**TASK GOAL**
Pick every line with "this" from the material below.

[START]

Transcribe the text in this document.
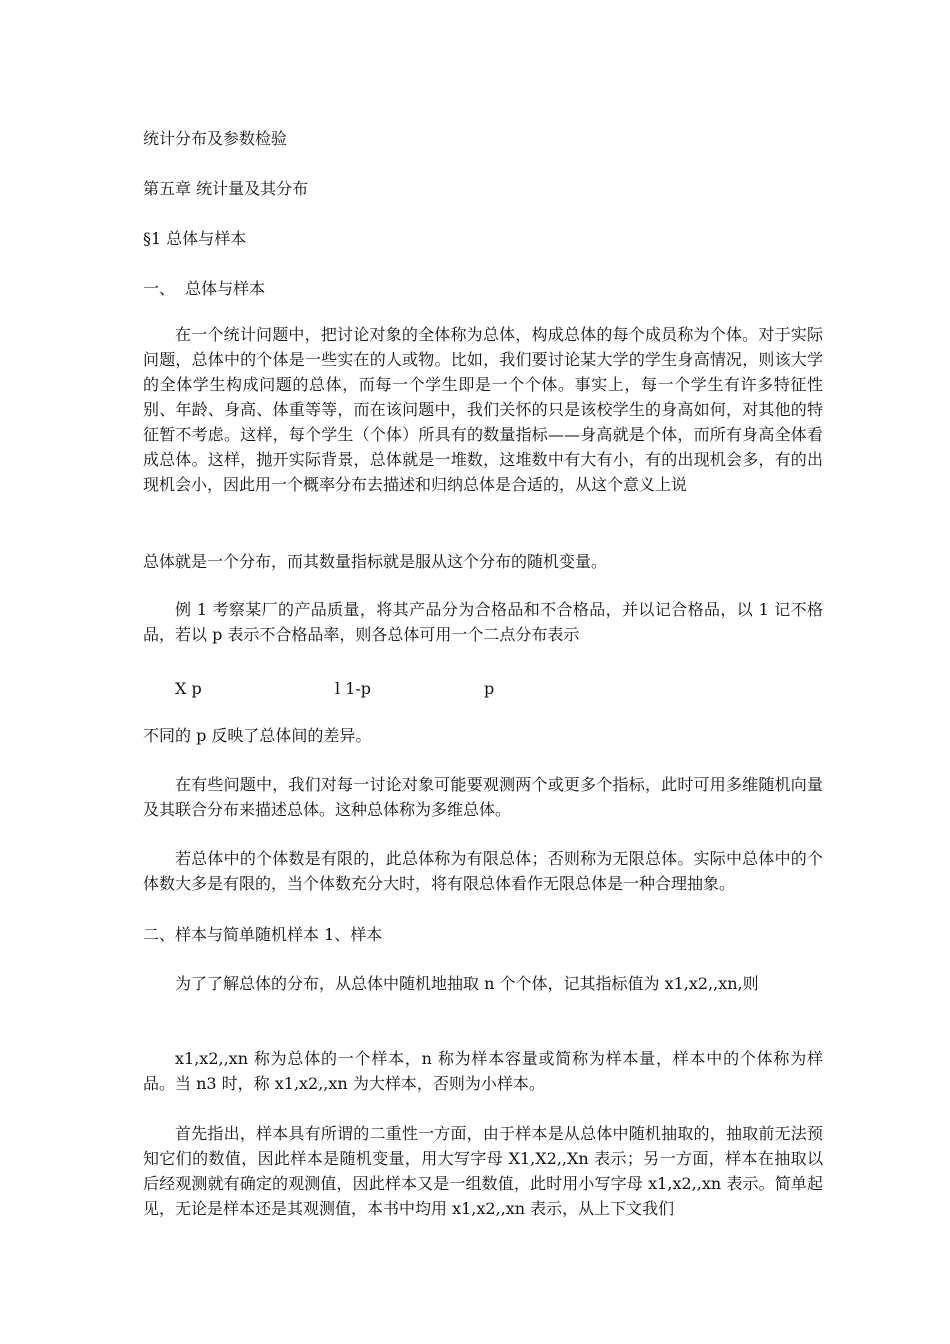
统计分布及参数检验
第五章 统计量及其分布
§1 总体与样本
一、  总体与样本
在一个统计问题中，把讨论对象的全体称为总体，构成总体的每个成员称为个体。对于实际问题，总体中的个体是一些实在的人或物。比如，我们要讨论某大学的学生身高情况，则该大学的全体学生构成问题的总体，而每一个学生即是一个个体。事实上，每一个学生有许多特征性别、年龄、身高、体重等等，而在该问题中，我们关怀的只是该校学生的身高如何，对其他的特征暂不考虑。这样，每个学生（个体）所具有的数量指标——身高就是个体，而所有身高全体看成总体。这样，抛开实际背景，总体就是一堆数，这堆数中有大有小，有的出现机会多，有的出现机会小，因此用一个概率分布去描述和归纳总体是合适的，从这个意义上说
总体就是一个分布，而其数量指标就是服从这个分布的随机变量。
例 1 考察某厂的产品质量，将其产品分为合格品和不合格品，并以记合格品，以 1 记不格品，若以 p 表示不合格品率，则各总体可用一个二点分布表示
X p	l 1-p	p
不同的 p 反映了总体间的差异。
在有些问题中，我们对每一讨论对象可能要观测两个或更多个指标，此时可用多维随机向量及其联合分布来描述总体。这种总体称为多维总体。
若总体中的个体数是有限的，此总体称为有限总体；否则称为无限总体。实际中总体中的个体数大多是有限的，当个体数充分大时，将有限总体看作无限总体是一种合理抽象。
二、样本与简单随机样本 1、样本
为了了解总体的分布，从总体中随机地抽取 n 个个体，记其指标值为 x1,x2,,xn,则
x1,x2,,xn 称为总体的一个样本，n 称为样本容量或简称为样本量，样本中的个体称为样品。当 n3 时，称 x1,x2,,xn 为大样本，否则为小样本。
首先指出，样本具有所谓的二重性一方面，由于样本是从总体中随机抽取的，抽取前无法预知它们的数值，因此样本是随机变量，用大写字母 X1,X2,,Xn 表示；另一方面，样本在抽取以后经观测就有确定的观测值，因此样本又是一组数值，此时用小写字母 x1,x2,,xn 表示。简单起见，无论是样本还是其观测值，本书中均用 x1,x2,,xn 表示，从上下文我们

[END]
[START]

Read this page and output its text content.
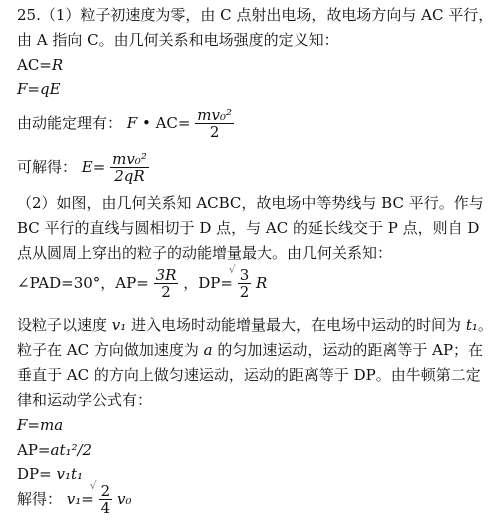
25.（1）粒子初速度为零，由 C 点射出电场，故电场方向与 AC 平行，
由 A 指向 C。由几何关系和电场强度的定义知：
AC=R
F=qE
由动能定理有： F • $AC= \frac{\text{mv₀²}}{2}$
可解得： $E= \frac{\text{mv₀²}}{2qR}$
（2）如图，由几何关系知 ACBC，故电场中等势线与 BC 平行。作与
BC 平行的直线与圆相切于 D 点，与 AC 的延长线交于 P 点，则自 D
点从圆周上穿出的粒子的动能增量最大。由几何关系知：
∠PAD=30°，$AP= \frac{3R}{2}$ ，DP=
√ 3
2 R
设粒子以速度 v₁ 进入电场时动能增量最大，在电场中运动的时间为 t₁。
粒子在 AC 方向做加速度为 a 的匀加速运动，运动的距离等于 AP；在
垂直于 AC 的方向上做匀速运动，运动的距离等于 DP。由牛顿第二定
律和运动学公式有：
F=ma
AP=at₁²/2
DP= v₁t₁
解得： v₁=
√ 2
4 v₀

[END]

**EXPECTED OUTPUT**
Transcribe the text in this document.
Read this page and output its text content.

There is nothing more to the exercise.